Data items
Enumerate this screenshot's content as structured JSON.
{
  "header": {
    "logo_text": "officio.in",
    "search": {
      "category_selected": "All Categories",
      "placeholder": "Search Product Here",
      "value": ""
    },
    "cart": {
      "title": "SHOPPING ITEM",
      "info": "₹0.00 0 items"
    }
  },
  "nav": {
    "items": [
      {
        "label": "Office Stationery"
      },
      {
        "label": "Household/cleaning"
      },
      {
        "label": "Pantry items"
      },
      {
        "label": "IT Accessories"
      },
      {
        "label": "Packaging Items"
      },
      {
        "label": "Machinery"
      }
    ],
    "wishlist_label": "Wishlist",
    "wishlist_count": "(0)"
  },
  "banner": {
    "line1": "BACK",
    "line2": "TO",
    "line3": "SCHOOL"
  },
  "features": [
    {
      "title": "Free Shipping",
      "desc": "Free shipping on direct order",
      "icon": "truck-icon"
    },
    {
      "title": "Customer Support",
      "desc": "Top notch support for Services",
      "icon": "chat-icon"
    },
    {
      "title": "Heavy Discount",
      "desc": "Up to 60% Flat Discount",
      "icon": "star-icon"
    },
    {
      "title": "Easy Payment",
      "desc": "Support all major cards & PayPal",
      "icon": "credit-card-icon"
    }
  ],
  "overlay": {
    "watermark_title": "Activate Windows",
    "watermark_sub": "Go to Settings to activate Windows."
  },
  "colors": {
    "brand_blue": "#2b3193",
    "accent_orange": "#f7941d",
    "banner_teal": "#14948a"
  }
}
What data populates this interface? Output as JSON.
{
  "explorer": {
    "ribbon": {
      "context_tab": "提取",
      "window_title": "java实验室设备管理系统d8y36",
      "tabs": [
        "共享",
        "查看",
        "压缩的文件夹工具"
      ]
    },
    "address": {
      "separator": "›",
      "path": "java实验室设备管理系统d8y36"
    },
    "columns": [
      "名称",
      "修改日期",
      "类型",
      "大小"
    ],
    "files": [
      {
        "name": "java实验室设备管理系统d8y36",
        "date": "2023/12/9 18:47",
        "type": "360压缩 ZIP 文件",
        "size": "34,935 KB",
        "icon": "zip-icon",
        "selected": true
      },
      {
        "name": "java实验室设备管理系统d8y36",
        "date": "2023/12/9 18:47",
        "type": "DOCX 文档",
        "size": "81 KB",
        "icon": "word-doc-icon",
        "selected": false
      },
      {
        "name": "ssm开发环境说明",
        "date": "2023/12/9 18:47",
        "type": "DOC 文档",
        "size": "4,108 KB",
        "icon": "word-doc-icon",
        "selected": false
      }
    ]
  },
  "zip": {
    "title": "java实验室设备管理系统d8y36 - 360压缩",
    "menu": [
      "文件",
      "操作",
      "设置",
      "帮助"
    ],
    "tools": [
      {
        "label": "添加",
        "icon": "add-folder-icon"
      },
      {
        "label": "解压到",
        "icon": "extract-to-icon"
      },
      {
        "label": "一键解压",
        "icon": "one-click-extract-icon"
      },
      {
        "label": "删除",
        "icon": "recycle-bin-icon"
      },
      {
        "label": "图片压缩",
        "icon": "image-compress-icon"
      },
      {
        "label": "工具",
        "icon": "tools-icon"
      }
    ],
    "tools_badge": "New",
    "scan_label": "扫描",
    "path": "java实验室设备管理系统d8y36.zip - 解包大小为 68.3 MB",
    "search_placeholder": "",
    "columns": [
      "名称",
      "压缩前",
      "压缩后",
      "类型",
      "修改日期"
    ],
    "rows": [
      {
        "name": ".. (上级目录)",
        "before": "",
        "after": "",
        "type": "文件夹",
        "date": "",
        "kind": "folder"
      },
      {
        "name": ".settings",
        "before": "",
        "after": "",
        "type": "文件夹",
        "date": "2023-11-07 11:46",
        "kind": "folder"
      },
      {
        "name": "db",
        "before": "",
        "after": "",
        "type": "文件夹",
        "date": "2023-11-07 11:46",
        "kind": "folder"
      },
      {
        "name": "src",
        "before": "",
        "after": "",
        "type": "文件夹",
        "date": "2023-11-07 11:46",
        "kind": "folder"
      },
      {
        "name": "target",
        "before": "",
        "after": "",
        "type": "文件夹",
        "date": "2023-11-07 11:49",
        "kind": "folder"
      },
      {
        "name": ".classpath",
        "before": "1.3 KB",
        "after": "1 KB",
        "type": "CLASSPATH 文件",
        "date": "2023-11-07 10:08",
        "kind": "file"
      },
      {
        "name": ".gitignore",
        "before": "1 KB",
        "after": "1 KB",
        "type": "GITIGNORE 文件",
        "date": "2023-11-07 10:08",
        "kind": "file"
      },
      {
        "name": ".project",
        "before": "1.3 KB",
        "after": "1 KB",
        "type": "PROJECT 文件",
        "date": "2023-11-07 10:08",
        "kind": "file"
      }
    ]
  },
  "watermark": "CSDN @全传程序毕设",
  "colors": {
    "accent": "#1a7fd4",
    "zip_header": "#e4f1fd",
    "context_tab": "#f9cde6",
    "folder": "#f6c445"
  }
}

EXERCISE DETAILS: Restate the listing in full, word for word.

WRITTEN SOLUTION:
Enumerate this screenshot's content as structured JSON.
{
  "header": {
    "logo_text": "officio.in",
    "search": {
      "category_selected": "All Categories",
      "placeholder": "Search Product Here",
      "value": ""
    },
    "cart": {
      "title": "SHOPPING ITEM",
      "info": "₹0.00 0 items"
    }
  },
  "nav": {
    "items": [
      {
        "label": "Office Stationery"
      },
      {
        "label": "Household/cleaning"
      },
      {
        "label": "Pantry items"
      },
      {
        "label": "IT Accessories"
      },
      {
        "label": "Packaging Items"
      },
      {
        "label": "Machinery"
      }
    ],
    "wishlist_label": "Wishlist",
    "wishlist_count": "(0)"
  },
  "banner": {
    "line1": "BACK",
    "line2": "TO",
    "line3": "SCHOOL"
  },
  "features": [
    {
      "title": "Free Shipping",
      "desc": "Free shipping on direct order",
      "icon": "truck-icon"
    },
    {
      "title": "Customer Support",
      "desc": "Top notch support for Services",
      "icon": "chat-icon"
    },
    {
      "title": "Heavy Discount",
      "desc": "Up to 60% Flat Discount",
      "icon": "star-icon"
    },
    {
      "title": "Easy Payment",
      "desc": "Support all major cards & PayPal",
      "icon": "credit-card-icon"
    }
  ],
  "overlay": {
    "watermark_title": "Activate Windows",
    "watermark_sub": "Go to Settings to activate Windows."
  },
  "colors": {
    "brand_blue": "#2b3193",
    "accent_orange": "#f7941d",
    "banner_teal": "#14948a"
  }
}
What data populates this interface? Output as JSON.
{
  "explorer": {
    "ribbon": {
      "context_tab": "提取",
      "window_title": "java实验室设备管理系统d8y36",
      "tabs": [
        "共享",
        "查看",
        "压缩的文件夹工具"
      ]
    },
    "address": {
      "separator": "›",
      "path": "java实验室设备管理系统d8y36"
    },
    "columns": [
      "名称",
      "修改日期",
      "类型",
      "大小"
    ],
    "files": [
      {
        "name": "java实验室设备管理系统d8y36",
        "date": "2023/12/9 18:47",
        "type": "360压缩 ZIP 文件",
        "size": "34,935 KB",
        "icon": "zip-icon",
        "selected": true
      },
      {
        "name": "java实验室设备管理系统d8y36",
        "date": "2023/12/9 18:47",
        "type": "DOCX 文档",
        "size": "81 KB",
        "icon": "word-doc-icon",
        "selected": false
      },
      {
        "name": "ssm开发环境说明",
        "date": "2023/12/9 18:47",
        "type": "DOC 文档",
        "size": "4,108 KB",
        "icon": "word-doc-icon",
        "selected": false
      }
    ]
  },
  "zip": {
    "title": "java实验室设备管理系统d8y36 - 360压缩",
    "menu": [
      "文件",
      "操作",
      "设置",
      "帮助"
    ],
    "tools": [
      {
        "label": "添加",
        "icon": "add-folder-icon"
      },
      {
        "label": "解压到",
        "icon": "extract-to-icon"
      },
      {
        "label": "一键解压",
        "icon": "one-click-extract-icon"
      },
      {
        "label": "删除",
        "icon": "recycle-bin-icon"
      },
      {
        "label": "图片压缩",
        "icon": "image-compress-icon"
      },
      {
        "label": "工具",
        "icon": "tools-icon"
      }
    ],
    "tools_badge": "New",
    "scan_label": "扫描",
    "path": "java实验室设备管理系统d8y36.zip - 解包大小为 68.3 MB",
    "search_placeholder": "",
    "columns": [
      "名称",
      "压缩前",
      "压缩后",
      "类型",
      "修改日期"
    ],
    "rows": [
      {
        "name": ".. (上级目录)",
        "before": "",
        "after": "",
        "type": "文件夹",
        "date": "",
        "kind": "folder"
      },
      {
        "name": ".settings",
        "before": "",
        "after": "",
        "type": "文件夹",
        "date": "2023-11-07 11:46",
        "kind": "folder"
      },
      {
        "name": "db",
        "before": "",
        "after": "",
        "type": "文件夹",
        "date": "2023-11-07 11:46",
        "kind": "folder"
      },
      {
        "name": "src",
        "before": "",
        "after": "",
        "type": "文件夹",
        "date": "2023-11-07 11:46",
        "kind": "folder"
      },
      {
        "name": "target",
        "before": "",
        "after": "",
        "type": "文件夹",
        "date": "2023-11-07 11:49",
        "kind": "folder"
      },
      {
        "name": ".classpath",
        "before": "1.3 KB",
        "after": "1 KB",
        "type": "CLASSPATH 文件",
        "date": "2023-11-07 10:08",
        "kind": "file"
      },
      {
        "name": ".gitignore",
        "before": "1 KB",
        "after": "1 KB",
        "type": "GITIGNORE 文件",
        "date": "2023-11-07 10:08",
        "kind": "file"
      },
      {
        "name": ".project",
        "before": "1.3 KB",
        "after": "1 KB",
        "type": "PROJECT 文件",
        "date": "2023-11-07 10:08",
        "kind": "file"
      }
    ]
  },
  "watermark": "CSDN @全传程序毕设",
  "colors": {
    "accent": "#1a7fd4",
    "zip_header": "#e4f1fd",
    "context_tab": "#f9cde6",
    "folder": "#f6c445"
  }
}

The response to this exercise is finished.